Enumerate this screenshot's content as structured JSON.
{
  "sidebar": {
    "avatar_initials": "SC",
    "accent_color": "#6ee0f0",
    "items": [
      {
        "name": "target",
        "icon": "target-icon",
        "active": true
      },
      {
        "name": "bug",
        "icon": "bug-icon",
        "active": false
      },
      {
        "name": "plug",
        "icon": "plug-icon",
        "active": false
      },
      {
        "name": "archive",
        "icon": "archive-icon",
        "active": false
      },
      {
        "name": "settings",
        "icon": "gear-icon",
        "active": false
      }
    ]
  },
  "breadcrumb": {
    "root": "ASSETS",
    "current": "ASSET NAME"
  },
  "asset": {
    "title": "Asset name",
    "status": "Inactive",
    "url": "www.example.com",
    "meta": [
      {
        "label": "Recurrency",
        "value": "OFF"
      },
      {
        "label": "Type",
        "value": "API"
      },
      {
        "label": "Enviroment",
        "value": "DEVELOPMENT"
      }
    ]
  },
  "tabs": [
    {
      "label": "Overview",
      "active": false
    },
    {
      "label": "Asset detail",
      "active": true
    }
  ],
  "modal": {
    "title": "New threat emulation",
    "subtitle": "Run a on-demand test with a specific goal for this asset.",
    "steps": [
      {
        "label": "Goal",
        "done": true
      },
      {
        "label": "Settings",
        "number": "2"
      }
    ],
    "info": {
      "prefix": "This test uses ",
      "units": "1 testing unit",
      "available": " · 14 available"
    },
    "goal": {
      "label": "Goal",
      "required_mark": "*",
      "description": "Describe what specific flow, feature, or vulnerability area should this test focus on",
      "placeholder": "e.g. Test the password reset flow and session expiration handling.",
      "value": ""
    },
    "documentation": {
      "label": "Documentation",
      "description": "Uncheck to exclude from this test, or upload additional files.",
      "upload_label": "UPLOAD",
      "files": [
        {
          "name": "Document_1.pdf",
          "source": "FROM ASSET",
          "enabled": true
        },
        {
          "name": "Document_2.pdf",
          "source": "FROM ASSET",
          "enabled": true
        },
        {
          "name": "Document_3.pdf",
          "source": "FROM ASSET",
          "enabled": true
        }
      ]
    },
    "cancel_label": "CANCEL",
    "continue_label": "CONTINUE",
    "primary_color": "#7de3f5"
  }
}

* Objective: Write the material out again word for word.

* Complete output:
Enumerate this screenshot's content as structured JSON.
{
  "sidebar": {
    "avatar_initials": "SC",
    "accent_color": "#6ee0f0",
    "items": [
      {
        "name": "target",
        "icon": "target-icon",
        "active": true
      },
      {
        "name": "bug",
        "icon": "bug-icon",
        "active": false
      },
      {
        "name": "plug",
        "icon": "plug-icon",
        "active": false
      },
      {
        "name": "archive",
        "icon": "archive-icon",
        "active": false
      },
      {
        "name": "settings",
        "icon": "gear-icon",
        "active": false
      }
    ]
  },
  "breadcrumb": {
    "root": "ASSETS",
    "current": "ASSET NAME"
  },
  "asset": {
    "title": "Asset name",
    "status": "Inactive",
    "url": "www.example.com",
    "meta": [
      {
        "label": "Recurrency",
        "value": "OFF"
      },
      {
        "label": "Type",
        "value": "API"
      },
      {
        "label": "Enviroment",
        "value": "DEVELOPMENT"
      }
    ]
  },
  "tabs": [
    {
      "label": "Overview",
      "active": false
    },
    {
      "label": "Asset detail",
      "active": true
    }
  ],
  "modal": {
    "title": "New threat emulation",
    "subtitle": "Run a on-demand test with a specific goal for this asset.",
    "steps": [
      {
        "label": "Goal",
        "done": true
      },
      {
        "label": "Settings",
        "number": "2"
      }
    ],
    "info": {
      "prefix": "This test uses ",
      "units": "1 testing unit",
      "available": " · 14 available"
    },
    "goal": {
      "label": "Goal",
      "required_mark": "*",
      "description": "Describe what specific flow, feature, or vulnerability area should this test focus on",
      "placeholder": "e.g. Test the password reset flow and session expiration handling.",
      "value": ""
    },
    "documentation": {
      "label": "Documentation",
      "description": "Uncheck to exclude from this test, or upload additional files.",
      "upload_label": "UPLOAD",
      "files": [
        {
          "name": "Document_1.pdf",
          "source": "FROM ASSET",
          "enabled": true
        },
        {
          "name": "Document_2.pdf",
          "source": "FROM ASSET",
          "enabled": true
        },
        {
          "name": "Document_3.pdf",
          "source": "FROM ASSET",
          "enabled": true
        }
      ]
    },
    "cancel_label": "CANCEL",
    "continue_label": "CONTINUE",
    "primary_color": "#7de3f5"
  }
}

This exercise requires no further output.